* Start PROVIDED DATA *
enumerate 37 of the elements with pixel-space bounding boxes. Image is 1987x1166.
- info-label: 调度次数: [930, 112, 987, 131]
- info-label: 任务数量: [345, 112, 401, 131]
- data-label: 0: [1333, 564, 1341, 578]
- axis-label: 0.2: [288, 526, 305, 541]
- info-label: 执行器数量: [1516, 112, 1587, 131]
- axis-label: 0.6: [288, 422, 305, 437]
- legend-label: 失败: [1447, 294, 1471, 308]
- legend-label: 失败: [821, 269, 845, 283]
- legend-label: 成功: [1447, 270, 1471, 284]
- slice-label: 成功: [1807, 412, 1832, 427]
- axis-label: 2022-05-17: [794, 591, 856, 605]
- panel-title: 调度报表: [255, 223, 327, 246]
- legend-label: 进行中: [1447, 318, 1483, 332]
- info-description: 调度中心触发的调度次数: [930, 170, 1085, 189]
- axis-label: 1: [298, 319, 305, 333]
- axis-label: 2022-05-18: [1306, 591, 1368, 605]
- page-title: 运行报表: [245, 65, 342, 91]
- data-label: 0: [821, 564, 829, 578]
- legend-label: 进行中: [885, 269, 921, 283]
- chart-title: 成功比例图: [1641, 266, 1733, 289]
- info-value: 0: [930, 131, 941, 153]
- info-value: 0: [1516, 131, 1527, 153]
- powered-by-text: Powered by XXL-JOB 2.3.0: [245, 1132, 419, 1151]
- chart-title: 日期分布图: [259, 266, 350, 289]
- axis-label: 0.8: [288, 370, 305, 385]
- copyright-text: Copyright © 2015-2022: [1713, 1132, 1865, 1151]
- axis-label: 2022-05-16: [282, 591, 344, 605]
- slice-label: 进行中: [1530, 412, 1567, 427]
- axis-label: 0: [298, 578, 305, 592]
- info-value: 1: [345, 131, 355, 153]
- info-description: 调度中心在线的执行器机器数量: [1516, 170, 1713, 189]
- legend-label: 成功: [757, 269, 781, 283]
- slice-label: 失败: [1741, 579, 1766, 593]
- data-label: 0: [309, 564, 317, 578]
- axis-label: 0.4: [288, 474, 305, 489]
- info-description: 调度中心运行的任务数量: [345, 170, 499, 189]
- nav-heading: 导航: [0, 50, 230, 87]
* End PROVIDED DATA *
* Start PROVIDED DATA *
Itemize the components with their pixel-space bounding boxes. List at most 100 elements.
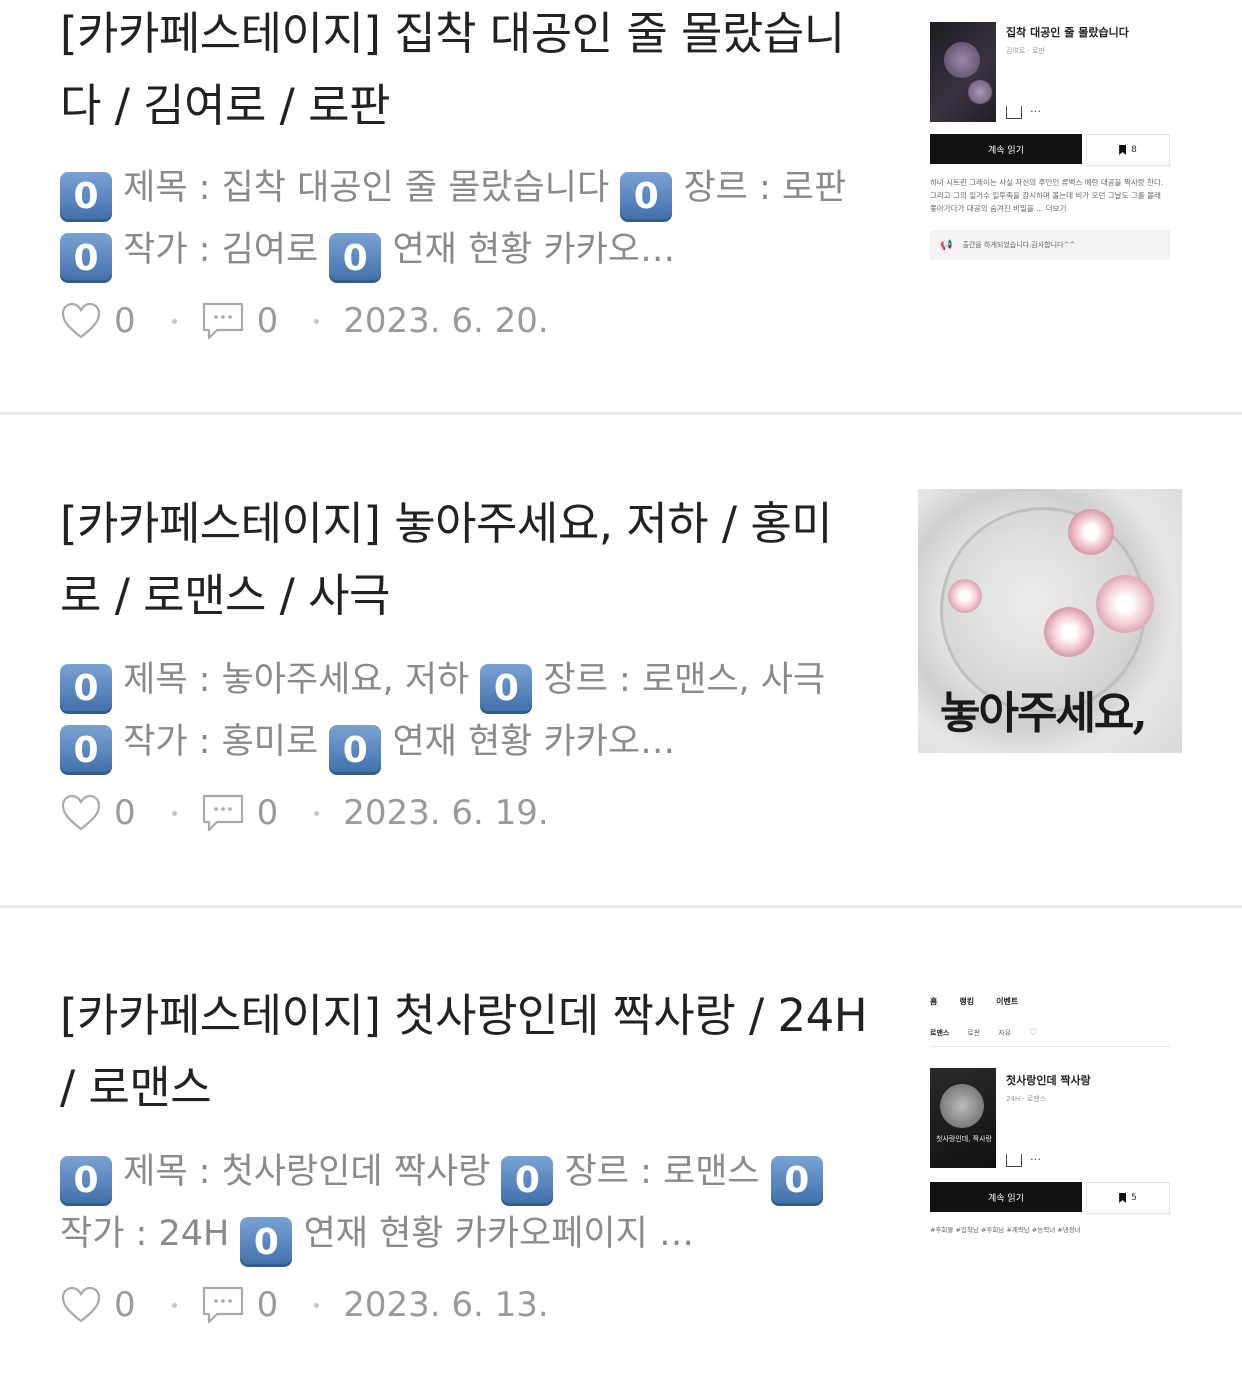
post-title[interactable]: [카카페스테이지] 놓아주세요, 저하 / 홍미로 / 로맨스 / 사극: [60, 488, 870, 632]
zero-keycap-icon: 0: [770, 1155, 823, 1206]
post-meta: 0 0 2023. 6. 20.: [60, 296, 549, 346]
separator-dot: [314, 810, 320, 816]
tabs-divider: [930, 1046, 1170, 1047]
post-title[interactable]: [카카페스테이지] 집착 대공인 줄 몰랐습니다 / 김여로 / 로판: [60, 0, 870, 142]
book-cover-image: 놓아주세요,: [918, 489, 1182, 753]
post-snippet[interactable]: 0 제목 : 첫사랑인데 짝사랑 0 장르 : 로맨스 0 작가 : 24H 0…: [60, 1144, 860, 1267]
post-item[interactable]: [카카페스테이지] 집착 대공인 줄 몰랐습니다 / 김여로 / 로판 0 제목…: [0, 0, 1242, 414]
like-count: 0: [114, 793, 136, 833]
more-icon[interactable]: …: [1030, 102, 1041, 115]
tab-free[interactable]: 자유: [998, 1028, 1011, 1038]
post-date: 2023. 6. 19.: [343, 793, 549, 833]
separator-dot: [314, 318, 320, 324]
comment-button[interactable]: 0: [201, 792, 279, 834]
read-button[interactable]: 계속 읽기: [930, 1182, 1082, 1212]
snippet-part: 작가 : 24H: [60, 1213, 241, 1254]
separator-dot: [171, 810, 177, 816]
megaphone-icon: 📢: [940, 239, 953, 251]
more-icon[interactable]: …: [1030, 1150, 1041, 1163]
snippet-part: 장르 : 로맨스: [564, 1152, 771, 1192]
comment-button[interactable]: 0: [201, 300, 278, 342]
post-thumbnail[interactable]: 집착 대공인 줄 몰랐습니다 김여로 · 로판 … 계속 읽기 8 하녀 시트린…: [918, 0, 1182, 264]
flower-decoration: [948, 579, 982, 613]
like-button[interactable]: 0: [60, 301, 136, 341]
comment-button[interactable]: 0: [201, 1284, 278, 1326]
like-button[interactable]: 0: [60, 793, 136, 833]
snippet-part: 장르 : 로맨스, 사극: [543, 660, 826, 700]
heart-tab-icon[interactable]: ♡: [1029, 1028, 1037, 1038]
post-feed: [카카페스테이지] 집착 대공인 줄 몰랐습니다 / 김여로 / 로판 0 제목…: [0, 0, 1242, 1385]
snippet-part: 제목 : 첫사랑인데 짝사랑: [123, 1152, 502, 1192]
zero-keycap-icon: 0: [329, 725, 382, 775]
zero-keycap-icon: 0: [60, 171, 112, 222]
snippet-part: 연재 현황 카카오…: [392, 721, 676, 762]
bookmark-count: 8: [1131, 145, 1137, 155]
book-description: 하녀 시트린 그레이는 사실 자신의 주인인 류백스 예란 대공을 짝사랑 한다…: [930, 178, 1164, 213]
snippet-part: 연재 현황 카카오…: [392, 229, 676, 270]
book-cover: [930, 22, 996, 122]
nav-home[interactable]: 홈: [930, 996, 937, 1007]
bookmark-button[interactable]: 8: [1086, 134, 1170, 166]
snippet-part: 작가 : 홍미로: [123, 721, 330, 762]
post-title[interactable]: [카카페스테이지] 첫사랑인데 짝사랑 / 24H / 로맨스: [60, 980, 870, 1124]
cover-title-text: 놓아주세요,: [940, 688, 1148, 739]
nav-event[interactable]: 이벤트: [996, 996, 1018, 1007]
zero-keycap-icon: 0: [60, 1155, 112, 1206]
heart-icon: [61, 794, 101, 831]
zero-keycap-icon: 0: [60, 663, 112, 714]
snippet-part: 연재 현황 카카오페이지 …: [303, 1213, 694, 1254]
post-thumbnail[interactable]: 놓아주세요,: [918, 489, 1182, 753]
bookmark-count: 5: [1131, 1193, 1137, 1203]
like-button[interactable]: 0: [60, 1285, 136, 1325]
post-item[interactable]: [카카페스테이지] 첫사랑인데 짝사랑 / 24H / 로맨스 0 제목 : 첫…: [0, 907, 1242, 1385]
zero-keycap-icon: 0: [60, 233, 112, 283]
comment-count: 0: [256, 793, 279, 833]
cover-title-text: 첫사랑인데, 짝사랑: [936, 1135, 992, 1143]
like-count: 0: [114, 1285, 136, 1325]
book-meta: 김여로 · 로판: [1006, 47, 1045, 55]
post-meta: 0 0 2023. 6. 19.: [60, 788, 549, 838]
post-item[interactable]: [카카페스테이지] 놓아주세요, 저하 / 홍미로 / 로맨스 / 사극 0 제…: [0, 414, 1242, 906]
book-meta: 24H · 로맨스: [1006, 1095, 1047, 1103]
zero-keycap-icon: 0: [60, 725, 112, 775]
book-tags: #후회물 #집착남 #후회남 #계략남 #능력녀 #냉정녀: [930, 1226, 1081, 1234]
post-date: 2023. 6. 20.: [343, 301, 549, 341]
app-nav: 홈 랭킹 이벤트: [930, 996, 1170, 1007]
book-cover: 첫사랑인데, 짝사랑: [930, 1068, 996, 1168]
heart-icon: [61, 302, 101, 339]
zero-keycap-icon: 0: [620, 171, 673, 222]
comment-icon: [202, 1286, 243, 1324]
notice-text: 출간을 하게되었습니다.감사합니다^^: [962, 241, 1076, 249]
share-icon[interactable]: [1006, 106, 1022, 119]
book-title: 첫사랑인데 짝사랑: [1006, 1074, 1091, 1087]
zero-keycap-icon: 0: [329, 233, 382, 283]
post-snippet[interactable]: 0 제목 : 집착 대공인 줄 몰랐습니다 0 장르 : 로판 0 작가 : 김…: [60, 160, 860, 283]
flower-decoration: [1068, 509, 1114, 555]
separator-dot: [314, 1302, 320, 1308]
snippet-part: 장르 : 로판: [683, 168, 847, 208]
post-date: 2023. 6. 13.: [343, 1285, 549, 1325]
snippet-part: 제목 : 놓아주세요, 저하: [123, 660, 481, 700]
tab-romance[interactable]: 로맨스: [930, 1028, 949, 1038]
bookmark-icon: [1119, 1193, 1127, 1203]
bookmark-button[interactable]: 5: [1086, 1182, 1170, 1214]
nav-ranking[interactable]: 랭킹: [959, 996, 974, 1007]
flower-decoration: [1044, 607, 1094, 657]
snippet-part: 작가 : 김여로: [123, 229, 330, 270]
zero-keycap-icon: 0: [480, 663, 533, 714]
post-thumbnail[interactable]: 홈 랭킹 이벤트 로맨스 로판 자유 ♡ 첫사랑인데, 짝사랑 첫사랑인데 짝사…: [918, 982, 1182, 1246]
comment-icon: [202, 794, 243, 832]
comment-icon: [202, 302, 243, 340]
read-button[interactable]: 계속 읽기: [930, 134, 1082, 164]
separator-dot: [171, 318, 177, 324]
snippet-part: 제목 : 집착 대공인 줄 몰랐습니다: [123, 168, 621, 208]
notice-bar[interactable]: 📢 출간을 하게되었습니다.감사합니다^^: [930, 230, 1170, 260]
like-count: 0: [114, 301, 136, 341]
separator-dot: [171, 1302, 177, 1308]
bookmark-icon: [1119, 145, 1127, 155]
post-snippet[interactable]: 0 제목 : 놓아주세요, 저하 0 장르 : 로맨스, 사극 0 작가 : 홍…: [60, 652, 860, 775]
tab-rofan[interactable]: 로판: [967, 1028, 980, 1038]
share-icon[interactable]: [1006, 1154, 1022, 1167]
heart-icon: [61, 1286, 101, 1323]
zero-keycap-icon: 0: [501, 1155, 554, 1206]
* End PROVIDED DATA *
Please copy out the records from the line containing "enumerate 37 of" down to the line containing "- chart-title: 日期分布图: [259, 266, 350, 289]", including both of those lines, and nothing else.

PROBLEM SOLUTION |
enumerate 37 of the elements with pixel-space bounding boxes. Image is 1987x1166.
- info-label: 调度次数: [930, 112, 987, 131]
- info-label: 任务数量: [345, 112, 401, 131]
- data-label: 0: [1333, 564, 1341, 578]
- axis-label: 0.2: [288, 526, 305, 541]
- info-label: 执行器数量: [1516, 112, 1587, 131]
- axis-label: 0.6: [288, 422, 305, 437]
- legend-label: 失败: [1447, 294, 1471, 308]
- legend-label: 失败: [821, 269, 845, 283]
- legend-label: 成功: [1447, 270, 1471, 284]
- slice-label: 成功: [1807, 412, 1832, 427]
- axis-label: 2022-05-17: [794, 591, 856, 605]
- panel-title: 调度报表: [255, 223, 327, 246]
- legend-label: 进行中: [1447, 318, 1483, 332]
- info-description: 调度中心触发的调度次数: [930, 170, 1085, 189]
- axis-label: 1: [298, 319, 305, 333]
- axis-label: 2022-05-18: [1306, 591, 1368, 605]
- page-title: 运行报表: [245, 65, 342, 91]
- data-label: 0: [821, 564, 829, 578]
- legend-label: 进行中: [885, 269, 921, 283]
- chart-title: 成功比例图: [1641, 266, 1733, 289]
- info-value: 0: [930, 131, 941, 153]
- info-value: 0: [1516, 131, 1527, 153]
- powered-by-text: Powered by XXL-JOB 2.3.0: [245, 1132, 419, 1151]
- chart-title: 日期分布图: [259, 266, 350, 289]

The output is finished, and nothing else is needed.